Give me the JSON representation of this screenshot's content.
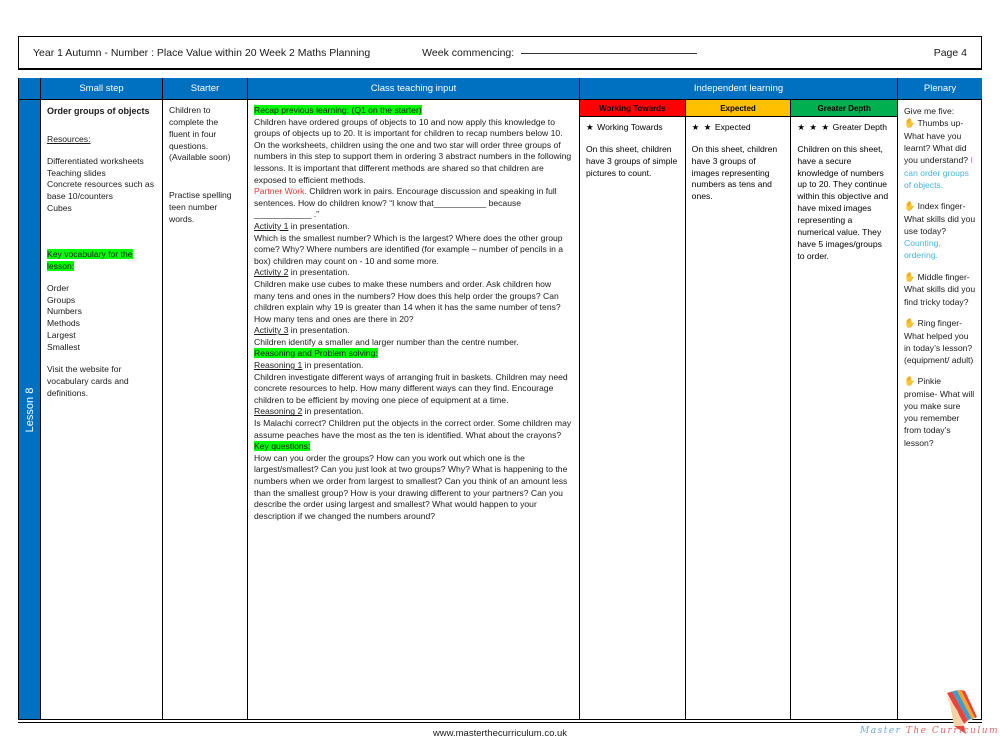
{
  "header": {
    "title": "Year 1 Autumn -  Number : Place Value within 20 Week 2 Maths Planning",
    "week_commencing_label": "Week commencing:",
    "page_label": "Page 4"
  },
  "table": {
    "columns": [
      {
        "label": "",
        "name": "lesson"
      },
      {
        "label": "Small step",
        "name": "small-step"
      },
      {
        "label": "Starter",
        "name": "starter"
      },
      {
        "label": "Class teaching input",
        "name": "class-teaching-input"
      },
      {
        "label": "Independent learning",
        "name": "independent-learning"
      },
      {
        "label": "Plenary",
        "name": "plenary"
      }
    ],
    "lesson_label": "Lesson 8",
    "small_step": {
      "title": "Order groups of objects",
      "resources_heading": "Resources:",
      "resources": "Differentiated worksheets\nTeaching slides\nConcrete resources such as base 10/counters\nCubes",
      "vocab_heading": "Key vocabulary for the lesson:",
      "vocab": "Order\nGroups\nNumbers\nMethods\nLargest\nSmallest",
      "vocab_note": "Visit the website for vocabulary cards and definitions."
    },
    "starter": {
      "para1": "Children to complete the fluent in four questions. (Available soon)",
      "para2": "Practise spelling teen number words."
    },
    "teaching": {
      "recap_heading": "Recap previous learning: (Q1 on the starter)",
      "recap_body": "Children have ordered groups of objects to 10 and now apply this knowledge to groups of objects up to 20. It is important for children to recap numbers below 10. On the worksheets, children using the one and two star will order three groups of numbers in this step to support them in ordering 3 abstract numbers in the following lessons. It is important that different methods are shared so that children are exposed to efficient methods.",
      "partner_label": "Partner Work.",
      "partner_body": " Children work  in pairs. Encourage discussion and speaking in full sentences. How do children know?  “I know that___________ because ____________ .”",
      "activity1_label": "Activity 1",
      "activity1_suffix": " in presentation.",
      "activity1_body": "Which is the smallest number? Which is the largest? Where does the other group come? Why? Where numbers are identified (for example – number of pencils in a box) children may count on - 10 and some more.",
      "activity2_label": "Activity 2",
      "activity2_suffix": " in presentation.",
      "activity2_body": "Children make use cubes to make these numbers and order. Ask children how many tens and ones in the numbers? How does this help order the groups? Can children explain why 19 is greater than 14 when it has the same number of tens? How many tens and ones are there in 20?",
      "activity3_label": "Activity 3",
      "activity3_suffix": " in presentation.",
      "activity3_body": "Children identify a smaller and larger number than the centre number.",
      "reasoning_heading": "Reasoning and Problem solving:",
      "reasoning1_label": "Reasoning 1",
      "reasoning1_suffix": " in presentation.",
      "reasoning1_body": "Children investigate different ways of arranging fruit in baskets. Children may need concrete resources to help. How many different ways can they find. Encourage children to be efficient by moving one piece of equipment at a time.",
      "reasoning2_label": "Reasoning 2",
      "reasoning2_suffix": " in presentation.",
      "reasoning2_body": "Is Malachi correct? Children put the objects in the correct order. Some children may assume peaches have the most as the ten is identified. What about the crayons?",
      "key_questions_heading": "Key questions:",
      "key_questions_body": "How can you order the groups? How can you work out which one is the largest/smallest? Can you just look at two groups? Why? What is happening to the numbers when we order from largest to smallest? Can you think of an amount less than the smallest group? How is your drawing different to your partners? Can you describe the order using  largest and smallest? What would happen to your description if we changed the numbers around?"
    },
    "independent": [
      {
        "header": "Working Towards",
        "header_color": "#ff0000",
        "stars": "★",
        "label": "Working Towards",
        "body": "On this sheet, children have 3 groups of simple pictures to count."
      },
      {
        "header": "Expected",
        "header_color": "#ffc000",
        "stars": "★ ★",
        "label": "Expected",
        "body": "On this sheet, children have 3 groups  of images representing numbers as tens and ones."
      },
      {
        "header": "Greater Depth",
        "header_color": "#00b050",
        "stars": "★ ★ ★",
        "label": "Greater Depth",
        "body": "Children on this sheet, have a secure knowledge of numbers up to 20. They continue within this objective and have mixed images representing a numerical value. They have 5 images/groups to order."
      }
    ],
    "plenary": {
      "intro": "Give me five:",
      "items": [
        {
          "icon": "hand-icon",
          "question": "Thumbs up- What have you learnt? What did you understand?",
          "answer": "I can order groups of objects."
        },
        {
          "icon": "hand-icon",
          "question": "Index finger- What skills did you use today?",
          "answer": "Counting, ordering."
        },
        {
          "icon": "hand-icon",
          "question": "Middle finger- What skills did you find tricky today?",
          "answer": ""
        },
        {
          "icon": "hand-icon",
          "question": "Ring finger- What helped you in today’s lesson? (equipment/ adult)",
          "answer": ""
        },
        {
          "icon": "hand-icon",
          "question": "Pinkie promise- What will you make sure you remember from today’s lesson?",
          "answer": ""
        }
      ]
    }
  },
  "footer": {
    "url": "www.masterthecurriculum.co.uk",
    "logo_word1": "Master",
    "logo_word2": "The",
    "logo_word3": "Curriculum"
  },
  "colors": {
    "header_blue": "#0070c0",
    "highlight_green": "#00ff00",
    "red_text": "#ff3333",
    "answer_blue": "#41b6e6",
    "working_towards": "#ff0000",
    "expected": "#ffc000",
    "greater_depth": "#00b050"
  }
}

......

■ **WORK TO BE COMPLETED**: Reproduce all of the material above word for word. Omit the pictures.

■ **RESULT OF THE EXERCISE**:
Give me the JSON representation of this screenshot's content.
{
  "header": {
    "title": "Year 1 Autumn -  Number : Place Value within 20 Week 2 Maths Planning",
    "week_commencing_label": "Week commencing:",
    "page_label": "Page 4"
  },
  "table": {
    "columns": [
      {
        "label": "",
        "name": "lesson"
      },
      {
        "label": "Small step",
        "name": "small-step"
      },
      {
        "label": "Starter",
        "name": "starter"
      },
      {
        "label": "Class teaching input",
        "name": "class-teaching-input"
      },
      {
        "label": "Independent learning",
        "name": "independent-learning"
      },
      {
        "label": "Plenary",
        "name": "plenary"
      }
    ],
    "lesson_label": "Lesson 8",
    "small_step": {
      "title": "Order groups of objects",
      "resources_heading": "Resources:",
      "resources": "Differentiated worksheets\nTeaching slides\nConcrete resources such as base 10/counters\nCubes",
      "vocab_heading": "Key vocabulary for the lesson:",
      "vocab": "Order\nGroups\nNumbers\nMethods\nLargest\nSmallest",
      "vocab_note": "Visit the website for vocabulary cards and definitions."
    },
    "starter": {
      "para1": "Children to complete the fluent in four questions. (Available soon)",
      "para2": "Practise spelling teen number words."
    },
    "teaching": {
      "recap_heading": "Recap previous learning: (Q1 on the starter)",
      "recap_body": "Children have ordered groups of objects to 10 and now apply this knowledge to groups of objects up to 20. It is important for children to recap numbers below 10. On the worksheets, children using the one and two star will order three groups of numbers in this step to support them in ordering 3 abstract numbers in the following lessons. It is important that different methods are shared so that children are exposed to efficient methods.",
      "partner_label": "Partner Work.",
      "partner_body": " Children work  in pairs. Encourage discussion and speaking in full sentences. How do children know?  “I know that___________ because ____________ .”",
      "activity1_label": "Activity 1",
      "activity1_suffix": " in presentation.",
      "activity1_body": "Which is the smallest number? Which is the largest? Where does the other group come? Why? Where numbers are identified (for example – number of pencils in a box) children may count on - 10 and some more.",
      "activity2_label": "Activity 2",
      "activity2_suffix": " in presentation.",
      "activity2_body": "Children make use cubes to make these numbers and order. Ask children how many tens and ones in the numbers? How does this help order the groups? Can children explain why 19 is greater than 14 when it has the same number of tens? How many tens and ones are there in 20?",
      "activity3_label": "Activity 3",
      "activity3_suffix": " in presentation.",
      "activity3_body": "Children identify a smaller and larger number than the centre number.",
      "reasoning_heading": "Reasoning and Problem solving:",
      "reasoning1_label": "Reasoning 1",
      "reasoning1_suffix": " in presentation.",
      "reasoning1_body": "Children investigate different ways of arranging fruit in baskets. Children may need concrete resources to help. How many different ways can they find. Encourage children to be efficient by moving one piece of equipment at a time.",
      "reasoning2_label": "Reasoning 2",
      "reasoning2_suffix": " in presentation.",
      "reasoning2_body": "Is Malachi correct? Children put the objects in the correct order. Some children may assume peaches have the most as the ten is identified. What about the crayons?",
      "key_questions_heading": "Key questions:",
      "key_questions_body": "How can you order the groups? How can you work out which one is the largest/smallest? Can you just look at two groups? Why? What is happening to the numbers when we order from largest to smallest? Can you think of an amount less than the smallest group? How is your drawing different to your partners? Can you describe the order using  largest and smallest? What would happen to your description if we changed the numbers around?"
    },
    "independent": [
      {
        "header": "Working Towards",
        "header_color": "#ff0000",
        "stars": "★",
        "label": "Working Towards",
        "body": "On this sheet, children have 3 groups of simple pictures to count."
      },
      {
        "header": "Expected",
        "header_color": "#ffc000",
        "stars": "★ ★",
        "label": "Expected",
        "body": "On this sheet, children have 3 groups  of images representing numbers as tens and ones."
      },
      {
        "header": "Greater Depth",
        "header_color": "#00b050",
        "stars": "★ ★ ★",
        "label": "Greater Depth",
        "body": "Children on this sheet, have a secure knowledge of numbers up to 20. They continue within this objective and have mixed images representing a numerical value. They have 5 images/groups to order."
      }
    ],
    "plenary": {
      "intro": "Give me five:",
      "items": [
        {
          "icon": "hand-icon",
          "question": "Thumbs up- What have you learnt? What did you understand?",
          "answer": "I can order groups of objects."
        },
        {
          "icon": "hand-icon",
          "question": "Index finger- What skills did you use today?",
          "answer": "Counting, ordering."
        },
        {
          "icon": "hand-icon",
          "question": "Middle finger- What skills did you find tricky today?",
          "answer": ""
        },
        {
          "icon": "hand-icon",
          "question": "Ring finger- What helped you in today’s lesson? (equipment/ adult)",
          "answer": ""
        },
        {
          "icon": "hand-icon",
          "question": "Pinkie promise- What will you make sure you remember from today’s lesson?",
          "answer": ""
        }
      ]
    }
  },
  "footer": {
    "url": "www.masterthecurriculum.co.uk",
    "logo_word1": "Master",
    "logo_word2": "The",
    "logo_word3": "Curriculum"
  },
  "colors": {
    "header_blue": "#0070c0",
    "highlight_green": "#00ff00",
    "red_text": "#ff3333",
    "answer_blue": "#41b6e6",
    "working_towards": "#ff0000",
    "expected": "#ffc000",
    "greater_depth": "#00b050"
  }
}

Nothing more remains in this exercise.